"""

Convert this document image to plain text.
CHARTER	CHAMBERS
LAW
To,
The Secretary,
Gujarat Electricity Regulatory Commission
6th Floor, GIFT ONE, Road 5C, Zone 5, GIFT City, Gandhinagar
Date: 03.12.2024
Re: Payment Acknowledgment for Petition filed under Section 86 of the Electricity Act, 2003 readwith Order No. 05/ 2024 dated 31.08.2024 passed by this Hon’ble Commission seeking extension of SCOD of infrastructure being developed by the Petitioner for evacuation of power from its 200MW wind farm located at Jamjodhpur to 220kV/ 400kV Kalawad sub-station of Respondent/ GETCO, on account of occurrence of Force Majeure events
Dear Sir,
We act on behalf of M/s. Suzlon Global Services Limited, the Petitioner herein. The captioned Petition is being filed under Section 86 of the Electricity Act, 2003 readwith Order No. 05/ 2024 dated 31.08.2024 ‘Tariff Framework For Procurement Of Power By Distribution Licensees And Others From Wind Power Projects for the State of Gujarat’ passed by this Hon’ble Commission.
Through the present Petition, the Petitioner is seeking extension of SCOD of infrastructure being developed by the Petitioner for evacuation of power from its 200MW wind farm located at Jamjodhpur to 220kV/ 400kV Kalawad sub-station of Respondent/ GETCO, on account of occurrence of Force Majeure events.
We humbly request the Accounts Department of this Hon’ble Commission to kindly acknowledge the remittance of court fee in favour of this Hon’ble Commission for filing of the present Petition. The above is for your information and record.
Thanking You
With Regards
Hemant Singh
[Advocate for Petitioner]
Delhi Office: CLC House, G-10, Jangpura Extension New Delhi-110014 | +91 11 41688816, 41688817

"""

-- Task prompt --
Look through the entries above and list every line containing "Electricity".

-- Task solution --
Gujarat Electricity Regulatory Commission
Re: Payment Acknowledgment for Petition filed under Section 86 of the Electricity Act, 2003 readwith Order No. 05/ 2024 dated 31.08.2024 passed by this Hon’ble Commission seeking extension of SCOD of infrastructure being developed by the Petitioner for evacuation of power from its 200MW wind farm located at Jamjodhpur to 220kV/ 400kV Kalawad sub-station of Respondent/ GETCO, on account of occurrence of Force Majeure events
We act on behalf of M/s. Suzlon Global Services Limited, the Petitioner herein. The captioned Petition is being filed under Section 86 of the Electricity Act, 2003 readwith Order No. 05/ 2024 dated 31.08.2024 ‘Tariff Framework For Procurement Of Power By Distribution Licensees And Others From Wind Power Projects for the State of Gujarat’ passed by this Hon’ble Commission.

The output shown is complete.